> **ÜBUNGSAUFGABEN**:
• 1. Gib für jede der folgenden Aussagen an, ob sie mit dem Forenthread zur neuen Airline in Thailand übereinstimmt, und belege jede Antwort mit den entscheidenden Worten des Threads als wörtlichem Zitat: (a) Eine Probebuchung scheiterte, weil sich kein Datum eingeben ließ. (b) Die Airline soll ab dem 30./31. Januar den Betrieb aufnehmen. (c) Das Angebot der Airline wird als sehr umfangreich beschrieben.
• 2. Schreibe den Forenthread zur neuen Airline in Thailand im Anschluss an seinen letzten Beitrag weiter.

> **VORLIEGENDER TEXT**:
# Öffenlicher Bereich > Thailand News >  neue Airline in Thailand

## Willi Wacker

*crystal thai airlines*

http://www.crystalthaiair.com/Default.aspx

----------


## schiene

hab mal ne Probebuchung versucht,da geht aber noch nix.Datum kann nicht eingegeben werden!!

----------


## Willi Wacker

> hab mal ne Probebuchung versucht,da geht aber noch nix.Datum kann nicht eingegeben werden!!


...soll ab dem 30/31. Januar los gehen...bin gespannt

----------


## schiene

naja,das Angebot der Airline ist ja nicht sonderlich groß.Aber der Flug von Thailand nach Bombay wäre mal ganz interessant.

> **ANGEZEIGTE DATEN**:
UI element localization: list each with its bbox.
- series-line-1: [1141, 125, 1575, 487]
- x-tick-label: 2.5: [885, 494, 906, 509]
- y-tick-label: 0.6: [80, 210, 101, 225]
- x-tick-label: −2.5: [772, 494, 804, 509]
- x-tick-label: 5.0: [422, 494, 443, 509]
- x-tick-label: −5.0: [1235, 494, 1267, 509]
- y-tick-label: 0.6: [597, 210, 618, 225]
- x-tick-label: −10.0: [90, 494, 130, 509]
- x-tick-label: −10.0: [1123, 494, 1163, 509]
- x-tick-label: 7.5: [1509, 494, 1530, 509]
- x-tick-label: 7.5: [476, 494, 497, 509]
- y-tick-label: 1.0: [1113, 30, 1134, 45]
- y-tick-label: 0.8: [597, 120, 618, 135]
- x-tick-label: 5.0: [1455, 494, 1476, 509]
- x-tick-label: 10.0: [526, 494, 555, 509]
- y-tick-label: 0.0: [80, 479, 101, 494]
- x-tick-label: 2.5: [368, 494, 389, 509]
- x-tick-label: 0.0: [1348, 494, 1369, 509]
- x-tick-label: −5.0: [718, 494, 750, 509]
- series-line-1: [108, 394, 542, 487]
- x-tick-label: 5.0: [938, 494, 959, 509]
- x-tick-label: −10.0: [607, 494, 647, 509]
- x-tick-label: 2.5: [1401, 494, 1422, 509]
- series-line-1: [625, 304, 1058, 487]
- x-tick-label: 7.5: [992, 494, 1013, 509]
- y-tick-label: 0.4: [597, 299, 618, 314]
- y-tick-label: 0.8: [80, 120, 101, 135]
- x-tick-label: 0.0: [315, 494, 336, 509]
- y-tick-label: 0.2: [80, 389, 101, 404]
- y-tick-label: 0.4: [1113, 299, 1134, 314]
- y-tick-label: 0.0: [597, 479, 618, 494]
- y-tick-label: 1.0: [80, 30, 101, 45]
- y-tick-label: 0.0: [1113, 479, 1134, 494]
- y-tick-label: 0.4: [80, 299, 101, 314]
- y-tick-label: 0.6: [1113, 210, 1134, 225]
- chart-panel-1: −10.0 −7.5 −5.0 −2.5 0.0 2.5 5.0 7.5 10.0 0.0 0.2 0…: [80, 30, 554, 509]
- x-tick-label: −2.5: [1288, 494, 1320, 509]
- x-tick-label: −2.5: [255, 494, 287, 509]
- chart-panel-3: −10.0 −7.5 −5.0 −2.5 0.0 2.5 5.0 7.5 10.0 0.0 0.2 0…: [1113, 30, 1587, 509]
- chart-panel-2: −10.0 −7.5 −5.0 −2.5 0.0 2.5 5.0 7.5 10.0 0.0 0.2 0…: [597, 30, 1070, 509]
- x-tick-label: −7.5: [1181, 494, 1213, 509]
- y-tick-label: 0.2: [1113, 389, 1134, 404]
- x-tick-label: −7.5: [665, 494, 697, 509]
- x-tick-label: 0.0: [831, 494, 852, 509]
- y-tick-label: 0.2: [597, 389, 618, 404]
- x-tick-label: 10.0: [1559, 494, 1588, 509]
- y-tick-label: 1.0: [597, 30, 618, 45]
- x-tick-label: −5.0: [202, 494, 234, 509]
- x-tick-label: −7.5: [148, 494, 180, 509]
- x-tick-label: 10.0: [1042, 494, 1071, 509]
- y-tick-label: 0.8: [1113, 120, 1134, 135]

> **LÖSUNGEN**:
• 1.
(a) Ja: „Datum kann nicht eingegeben werden!!“
(b) Ja: „soll ab dem 30/31. Januar los gehen“
(c) Nein: „das Angebot der Airline ist ja nicht sonderlich groß“

• 2.
----------


## schiene

[quote="Willi Wacker...soll ab dem 30/31. Januar los gehen...bin gespannt[/quote]

da geht noch nix  ::

----------


## Willi Wacker

...vieleicht meinten die Januar 2015
Thaistile halt   ::

----------


## schiene

> ...vieleicht meinten die Januar 2015
> Thaistile halt


gut möglich,eine Buchung geht da immer noch nicht!!

----------


## burny63

We apologize to delay our first flight.
CTA Fleet is in Montpellier, Fracne and finished a demo flight sucessfully on 31st of January 2011. However, It's occured technical snags and then CTA Fleet is under the repair. CTA think safety is the first for customers so we decided to postpone our first flight. 

we expect our fleet will be in Thailand on 12 of March 2011 and our first flight will be the end of March. 

we hope our customer's understanding.

Fliegen sie schon oder grounden sie immer noch???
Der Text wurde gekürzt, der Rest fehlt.